Examine the entries and show every line in which the word "component" is found.

▶

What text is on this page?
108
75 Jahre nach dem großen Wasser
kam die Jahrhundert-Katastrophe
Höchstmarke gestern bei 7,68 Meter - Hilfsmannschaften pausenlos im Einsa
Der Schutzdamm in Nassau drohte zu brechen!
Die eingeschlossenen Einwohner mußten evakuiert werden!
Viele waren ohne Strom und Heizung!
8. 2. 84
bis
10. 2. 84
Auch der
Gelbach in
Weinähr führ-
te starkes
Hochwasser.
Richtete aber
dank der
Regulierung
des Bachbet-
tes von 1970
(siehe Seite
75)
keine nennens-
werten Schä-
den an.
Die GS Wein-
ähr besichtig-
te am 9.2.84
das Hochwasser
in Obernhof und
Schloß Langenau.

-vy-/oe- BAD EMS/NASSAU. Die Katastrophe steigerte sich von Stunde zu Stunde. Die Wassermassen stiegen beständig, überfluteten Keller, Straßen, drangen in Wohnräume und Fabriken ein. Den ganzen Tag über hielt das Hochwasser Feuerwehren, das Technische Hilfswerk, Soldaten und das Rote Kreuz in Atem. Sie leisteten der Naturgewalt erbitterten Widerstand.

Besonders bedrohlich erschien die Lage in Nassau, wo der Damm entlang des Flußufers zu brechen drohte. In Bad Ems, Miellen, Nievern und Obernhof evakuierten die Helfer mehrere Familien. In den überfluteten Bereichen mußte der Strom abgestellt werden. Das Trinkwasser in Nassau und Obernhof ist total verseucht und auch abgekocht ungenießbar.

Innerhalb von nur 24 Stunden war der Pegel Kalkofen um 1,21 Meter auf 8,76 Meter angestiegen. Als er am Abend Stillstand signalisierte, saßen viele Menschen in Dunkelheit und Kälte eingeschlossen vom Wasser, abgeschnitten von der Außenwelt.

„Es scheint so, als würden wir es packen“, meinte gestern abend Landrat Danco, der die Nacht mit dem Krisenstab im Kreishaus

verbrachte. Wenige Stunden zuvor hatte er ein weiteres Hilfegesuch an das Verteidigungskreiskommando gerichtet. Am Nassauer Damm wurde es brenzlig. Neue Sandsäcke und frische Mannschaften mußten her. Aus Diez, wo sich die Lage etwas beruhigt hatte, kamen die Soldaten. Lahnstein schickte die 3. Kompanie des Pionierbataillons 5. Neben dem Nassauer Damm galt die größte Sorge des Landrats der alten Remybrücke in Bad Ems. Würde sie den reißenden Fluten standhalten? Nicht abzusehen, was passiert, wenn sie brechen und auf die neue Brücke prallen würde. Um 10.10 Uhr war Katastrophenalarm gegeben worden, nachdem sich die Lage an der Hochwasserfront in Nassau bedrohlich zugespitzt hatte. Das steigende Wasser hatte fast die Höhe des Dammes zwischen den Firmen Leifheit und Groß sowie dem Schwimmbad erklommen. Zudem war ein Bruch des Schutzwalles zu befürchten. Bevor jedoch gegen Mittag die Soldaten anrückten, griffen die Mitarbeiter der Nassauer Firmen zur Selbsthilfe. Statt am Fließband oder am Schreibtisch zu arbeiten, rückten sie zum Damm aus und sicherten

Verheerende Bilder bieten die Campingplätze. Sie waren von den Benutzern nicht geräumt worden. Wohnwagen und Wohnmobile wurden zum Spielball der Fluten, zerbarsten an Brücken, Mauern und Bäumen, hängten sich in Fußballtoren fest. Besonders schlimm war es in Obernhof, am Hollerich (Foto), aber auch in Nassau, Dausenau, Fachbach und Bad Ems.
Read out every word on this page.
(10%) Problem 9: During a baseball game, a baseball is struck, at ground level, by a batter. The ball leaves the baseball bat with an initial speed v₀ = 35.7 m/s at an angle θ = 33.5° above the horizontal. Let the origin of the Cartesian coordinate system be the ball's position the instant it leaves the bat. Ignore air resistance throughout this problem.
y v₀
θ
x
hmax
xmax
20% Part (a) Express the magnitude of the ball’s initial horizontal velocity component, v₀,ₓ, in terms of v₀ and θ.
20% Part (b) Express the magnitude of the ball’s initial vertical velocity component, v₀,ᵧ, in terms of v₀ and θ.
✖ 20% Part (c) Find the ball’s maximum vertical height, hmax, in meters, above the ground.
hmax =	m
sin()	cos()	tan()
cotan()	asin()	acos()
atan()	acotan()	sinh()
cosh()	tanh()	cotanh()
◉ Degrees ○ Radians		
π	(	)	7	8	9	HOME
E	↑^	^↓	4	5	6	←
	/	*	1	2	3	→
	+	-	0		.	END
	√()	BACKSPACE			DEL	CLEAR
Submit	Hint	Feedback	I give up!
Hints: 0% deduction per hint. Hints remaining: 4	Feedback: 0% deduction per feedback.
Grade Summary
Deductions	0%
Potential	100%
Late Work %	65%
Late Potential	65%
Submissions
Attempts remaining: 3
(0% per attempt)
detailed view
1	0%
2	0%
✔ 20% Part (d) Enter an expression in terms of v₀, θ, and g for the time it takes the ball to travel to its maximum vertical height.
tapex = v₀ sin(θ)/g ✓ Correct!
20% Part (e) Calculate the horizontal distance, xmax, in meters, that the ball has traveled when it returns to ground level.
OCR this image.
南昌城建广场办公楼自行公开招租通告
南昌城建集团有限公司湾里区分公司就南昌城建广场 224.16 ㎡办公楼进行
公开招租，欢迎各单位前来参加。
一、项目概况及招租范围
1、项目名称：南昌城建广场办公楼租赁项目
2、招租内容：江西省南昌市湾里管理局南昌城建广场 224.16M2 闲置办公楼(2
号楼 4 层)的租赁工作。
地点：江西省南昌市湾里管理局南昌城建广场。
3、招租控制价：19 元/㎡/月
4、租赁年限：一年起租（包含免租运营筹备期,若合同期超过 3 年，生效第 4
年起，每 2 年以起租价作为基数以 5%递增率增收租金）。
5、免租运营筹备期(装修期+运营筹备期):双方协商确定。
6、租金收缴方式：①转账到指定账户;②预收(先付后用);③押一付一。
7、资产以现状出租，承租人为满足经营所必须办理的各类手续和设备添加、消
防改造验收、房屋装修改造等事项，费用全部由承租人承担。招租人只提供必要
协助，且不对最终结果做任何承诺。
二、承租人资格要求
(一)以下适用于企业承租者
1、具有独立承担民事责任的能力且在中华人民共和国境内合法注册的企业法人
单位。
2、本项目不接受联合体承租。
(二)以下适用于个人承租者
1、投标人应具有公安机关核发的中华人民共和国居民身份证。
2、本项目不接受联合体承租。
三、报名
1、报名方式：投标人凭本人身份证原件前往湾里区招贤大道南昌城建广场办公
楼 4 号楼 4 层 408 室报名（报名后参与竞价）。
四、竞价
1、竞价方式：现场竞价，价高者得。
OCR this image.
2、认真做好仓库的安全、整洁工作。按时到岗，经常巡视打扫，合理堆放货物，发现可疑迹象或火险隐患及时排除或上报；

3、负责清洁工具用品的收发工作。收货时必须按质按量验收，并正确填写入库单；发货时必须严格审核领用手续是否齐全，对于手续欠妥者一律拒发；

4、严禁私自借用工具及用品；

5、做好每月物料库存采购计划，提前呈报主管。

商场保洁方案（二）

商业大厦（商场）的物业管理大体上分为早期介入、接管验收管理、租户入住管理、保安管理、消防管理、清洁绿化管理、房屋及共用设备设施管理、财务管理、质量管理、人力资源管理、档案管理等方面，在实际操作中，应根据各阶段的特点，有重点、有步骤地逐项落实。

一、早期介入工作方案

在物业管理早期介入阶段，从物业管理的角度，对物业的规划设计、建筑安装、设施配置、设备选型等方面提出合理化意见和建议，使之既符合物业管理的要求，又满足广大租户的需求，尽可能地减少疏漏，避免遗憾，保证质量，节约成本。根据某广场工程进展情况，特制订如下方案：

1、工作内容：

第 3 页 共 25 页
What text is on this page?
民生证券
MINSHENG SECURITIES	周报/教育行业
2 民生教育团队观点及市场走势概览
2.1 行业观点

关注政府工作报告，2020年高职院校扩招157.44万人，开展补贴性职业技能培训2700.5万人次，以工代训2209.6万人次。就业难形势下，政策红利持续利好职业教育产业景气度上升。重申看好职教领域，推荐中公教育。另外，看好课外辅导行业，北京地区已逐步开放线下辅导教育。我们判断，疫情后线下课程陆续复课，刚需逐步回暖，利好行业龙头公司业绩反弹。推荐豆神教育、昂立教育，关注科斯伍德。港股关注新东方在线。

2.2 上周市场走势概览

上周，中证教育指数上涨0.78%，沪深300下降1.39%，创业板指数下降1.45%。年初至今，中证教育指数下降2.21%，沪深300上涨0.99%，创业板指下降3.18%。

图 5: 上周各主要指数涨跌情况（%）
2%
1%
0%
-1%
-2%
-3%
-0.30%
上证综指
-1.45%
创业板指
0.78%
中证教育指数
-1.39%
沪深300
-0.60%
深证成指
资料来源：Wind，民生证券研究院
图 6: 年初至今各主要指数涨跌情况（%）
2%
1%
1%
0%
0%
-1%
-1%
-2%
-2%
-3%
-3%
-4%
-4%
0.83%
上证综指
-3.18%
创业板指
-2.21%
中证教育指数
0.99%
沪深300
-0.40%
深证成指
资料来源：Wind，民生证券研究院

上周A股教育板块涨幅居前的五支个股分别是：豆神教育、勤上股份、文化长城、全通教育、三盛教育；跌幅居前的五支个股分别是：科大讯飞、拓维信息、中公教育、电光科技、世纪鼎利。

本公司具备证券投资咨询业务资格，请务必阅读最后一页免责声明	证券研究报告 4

◀

Response to this exercise
20% Part (a) Express the magnitude of the ball’s initial horizontal velocity component, v₀,ₓ, in terms of v₀ and θ.
20% Part (b) Express the magnitude of the ball’s initial vertical velocity component, v₀,ᵧ, in terms of v₀ and θ.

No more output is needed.